• _EXERCISE AIM_
Count how many lines contain "title" and reply with that number only.

Excerpts from a figure dataset
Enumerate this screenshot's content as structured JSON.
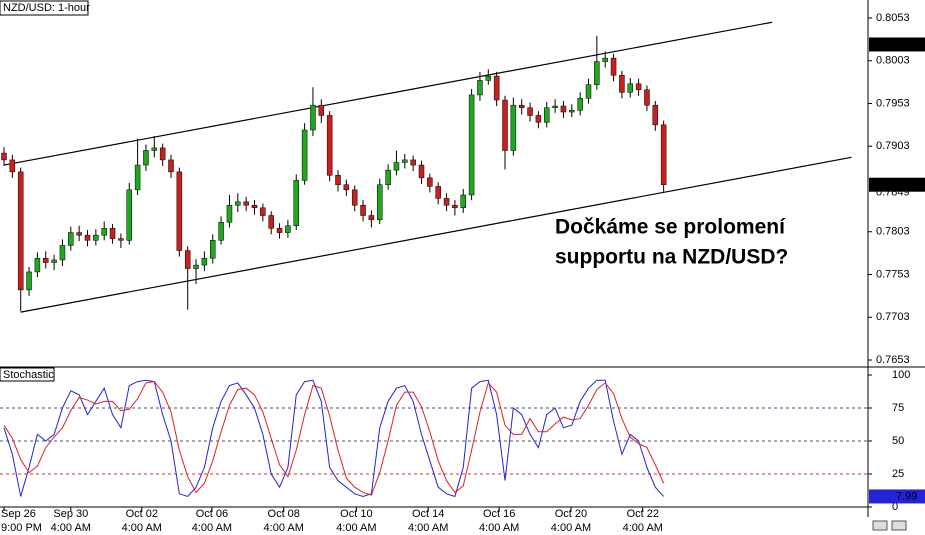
{
  "chart_data": [
    {
      "type": "candlestick",
      "title": "NZD/USD: 1-hour",
      "open": [
        0.7895,
        0.7887,
        0.7873,
        0.7735,
        0.7756,
        0.7772,
        0.7767,
        0.777,
        0.7787,
        0.7802,
        0.7799,
        0.7793,
        0.7799,
        0.7807,
        0.7795,
        0.7793,
        0.7852,
        0.7881,
        0.7898,
        0.7901,
        0.7887,
        0.7873,
        0.7781,
        0.776,
        0.7764,
        0.7772,
        0.7793,
        0.7814,
        0.7834,
        0.7838,
        0.7834,
        0.7831,
        0.7822,
        0.7807,
        0.7802,
        0.781,
        0.7863,
        0.7922,
        0.7951,
        0.7939,
        0.7869,
        0.7858,
        0.7852,
        0.7834,
        0.7822,
        0.7817,
        0.7858,
        0.7875,
        0.7884,
        0.7887,
        0.7881,
        0.7866,
        0.7856,
        0.7842,
        0.7834,
        0.7831,
        0.7846,
        0.7963,
        0.798,
        0.7985,
        0.7957,
        0.7898,
        0.7951,
        0.7948,
        0.7939,
        0.7931,
        0.7948,
        0.795,
        0.7943,
        0.7945,
        0.7959,
        0.7975,
        0.8002,
        0.8006,
        0.7986,
        0.7966,
        0.7976,
        0.7969,
        0.7951,
        0.7928
      ],
      "high": [
        0.7902,
        0.7893,
        0.7878,
        0.7762,
        0.7779,
        0.778,
        0.7776,
        0.7794,
        0.7809,
        0.781,
        0.7805,
        0.7806,
        0.7815,
        0.7812,
        0.7801,
        0.786,
        0.7912,
        0.7905,
        0.7915,
        0.7906,
        0.7893,
        0.7878,
        0.7786,
        0.7771,
        0.778,
        0.78,
        0.7821,
        0.7846,
        0.7848,
        0.7844,
        0.784,
        0.7836,
        0.7827,
        0.7813,
        0.7817,
        0.787,
        0.793,
        0.7972,
        0.7958,
        0.7944,
        0.7875,
        0.7864,
        0.7857,
        0.784,
        0.7828,
        0.7865,
        0.7882,
        0.7898,
        0.7894,
        0.7892,
        0.7886,
        0.7871,
        0.7861,
        0.7848,
        0.784,
        0.7853,
        0.797,
        0.799,
        0.7993,
        0.799,
        0.7962,
        0.796,
        0.7958,
        0.7954,
        0.7944,
        0.7955,
        0.7958,
        0.7956,
        0.7952,
        0.7966,
        0.7982,
        0.8032,
        0.8014,
        0.8011,
        0.7991,
        0.7983,
        0.7982,
        0.7974,
        0.7956,
        0.7933
      ],
      "low": [
        0.788,
        0.7866,
        0.771,
        0.7728,
        0.775,
        0.776,
        0.7758,
        0.7763,
        0.7781,
        0.7792,
        0.7786,
        0.7787,
        0.7793,
        0.7789,
        0.7784,
        0.7788,
        0.7846,
        0.7874,
        0.789,
        0.788,
        0.7866,
        0.7774,
        0.7712,
        0.7742,
        0.7757,
        0.7766,
        0.7788,
        0.7808,
        0.7826,
        0.7827,
        0.7823,
        0.7815,
        0.78,
        0.7795,
        0.7796,
        0.7805,
        0.7858,
        0.7915,
        0.793,
        0.7862,
        0.785,
        0.7845,
        0.7827,
        0.7815,
        0.7808,
        0.7812,
        0.7852,
        0.7869,
        0.7877,
        0.7874,
        0.7859,
        0.7849,
        0.7835,
        0.7827,
        0.7822,
        0.7825,
        0.784,
        0.7956,
        0.7975,
        0.795,
        0.7876,
        0.7892,
        0.794,
        0.7932,
        0.7924,
        0.7925,
        0.7942,
        0.7936,
        0.7937,
        0.7939,
        0.7953,
        0.7969,
        0.7995,
        0.7979,
        0.7959,
        0.796,
        0.7962,
        0.7944,
        0.7921,
        0.7849
      ],
      "close": [
        0.7887,
        0.7873,
        0.7735,
        0.7756,
        0.7772,
        0.7767,
        0.777,
        0.7787,
        0.7802,
        0.7799,
        0.7793,
        0.7799,
        0.7807,
        0.7795,
        0.7793,
        0.7852,
        0.7881,
        0.7898,
        0.7901,
        0.7887,
        0.7873,
        0.7781,
        0.776,
        0.7764,
        0.7772,
        0.7793,
        0.7814,
        0.7834,
        0.7838,
        0.7834,
        0.7831,
        0.7822,
        0.7807,
        0.7802,
        0.781,
        0.7863,
        0.7922,
        0.7951,
        0.7939,
        0.7869,
        0.7858,
        0.7852,
        0.7834,
        0.7822,
        0.7817,
        0.7858,
        0.7875,
        0.7884,
        0.7887,
        0.7881,
        0.7866,
        0.7856,
        0.7842,
        0.7834,
        0.7831,
        0.7846,
        0.7963,
        0.798,
        0.7985,
        0.7957,
        0.7898,
        0.7951,
        0.7948,
        0.7939,
        0.7931,
        0.7948,
        0.795,
        0.7943,
        0.7945,
        0.7959,
        0.7975,
        0.8002,
        0.8006,
        0.7986,
        0.7966,
        0.7976,
        0.7969,
        0.7951,
        0.7928,
        0.7858
      ],
      "up_color": "#1fa81f",
      "down_color": "#c8201e",
      "wick_color": "#000000",
      "ylim": [
        0.7646,
        0.8074
      ],
      "yticks": [
        0.8053,
        0.8003,
        0.7953,
        0.7903,
        0.7803,
        0.7753,
        0.7703,
        0.7653
      ],
      "markers": [
        {
          "value": 0.8022,
          "boxed": true
        },
        {
          "value": 0.7849,
          "boxed": false
        }
      ],
      "trendlines": [
        {
          "x": [
            0,
            92
          ],
          "y": [
            0.7881,
            0.8048
          ]
        },
        {
          "x": [
            2,
            101.5
          ],
          "y": [
            0.7709,
            0.789
          ]
        }
      ],
      "annotation": [
        "Dočkáme se prolomení",
        "supportu na NZD/USD?"
      ]
    },
    {
      "type": "line",
      "title": "Stochastic",
      "series": [
        {
          "color": "#2323d8",
          "values": [
            60,
            40,
            8,
            30,
            55,
            50,
            55,
            75,
            88,
            85,
            70,
            80,
            90,
            70,
            60,
            92,
            95,
            96,
            95,
            70,
            50,
            10,
            8,
            15,
            30,
            60,
            80,
            92,
            94,
            85,
            75,
            55,
            25,
            15,
            30,
            85,
            95,
            96,
            80,
            30,
            20,
            15,
            10,
            8,
            10,
            60,
            80,
            90,
            92,
            80,
            55,
            35,
            15,
            10,
            8,
            30,
            90,
            95,
            96,
            70,
            20,
            75,
            70,
            55,
            45,
            70,
            75,
            60,
            62,
            80,
            90,
            96,
            96,
            65,
            40,
            55,
            50,
            30,
            15,
            7.99
          ]
        },
        {
          "color": "#e02020",
          "values": [
            62,
            52,
            36,
            26,
            31,
            45,
            53,
            60,
            73,
            83,
            81,
            78,
            80,
            80,
            73,
            74,
            82,
            94,
            95,
            87,
            72,
            43,
            23,
            11,
            18,
            35,
            57,
            77,
            89,
            90,
            85,
            72,
            52,
            32,
            23,
            43,
            70,
            92,
            90,
            69,
            43,
            22,
            15,
            11,
            9,
            26,
            50,
            77,
            87,
            87,
            76,
            57,
            35,
            20,
            11,
            16,
            43,
            72,
            94,
            87,
            62,
            55,
            55,
            67,
            57,
            57,
            63,
            68,
            66,
            67,
            77,
            89,
            94,
            86,
            67,
            53,
            48,
            45,
            32,
            18
          ]
        }
      ],
      "ylim": [
        0,
        105.3
      ],
      "yticks": [
        100,
        75,
        50,
        25,
        0
      ],
      "levels": [
        {
          "value": 75,
          "color": "#4a4a8a"
        },
        {
          "value": 50,
          "color": "#555555"
        },
        {
          "value": 25,
          "color": "#d03030"
        }
      ],
      "x_date_labels": [
        {
          "value": 0,
          "label": "Sep 26"
        },
        {
          "value": 8.0,
          "label": "Sep 30"
        },
        {
          "value": 16.5,
          "label": "Oct 02"
        },
        {
          "value": 24.9,
          "label": "Oct 06"
        },
        {
          "value": 33.5,
          "label": "Oct 08"
        },
        {
          "value": 42.2,
          "label": "Oct 10"
        },
        {
          "value": 50.8,
          "label": "Oct 14"
        },
        {
          "value": 59.3,
          "label": "Oct 16"
        },
        {
          "value": 67.9,
          "label": "Oct 20"
        },
        {
          "value": 76.5,
          "label": "Oct 22"
        }
      ],
      "x_time_labels": [
        {
          "value": 0,
          "label": "9:00 PM"
        },
        {
          "value": 8.0,
          "label": "4:00 AM"
        },
        {
          "value": 16.5,
          "label": "4:00 AM"
        },
        {
          "value": 24.9,
          "label": "4:00 AM"
        },
        {
          "value": 33.5,
          "label": "4:00 AM"
        },
        {
          "value": 42.2,
          "label": "4:00 AM"
        },
        {
          "value": 50.8,
          "label": "4:00 AM"
        },
        {
          "value": 59.3,
          "label": "4:00 AM"
        },
        {
          "value": 67.9,
          "label": "4:00 AM"
        },
        {
          "value": 76.5,
          "label": "4:00 AM"
        }
      ]
    }
  ]
}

• _OUTPUT BELOW_
2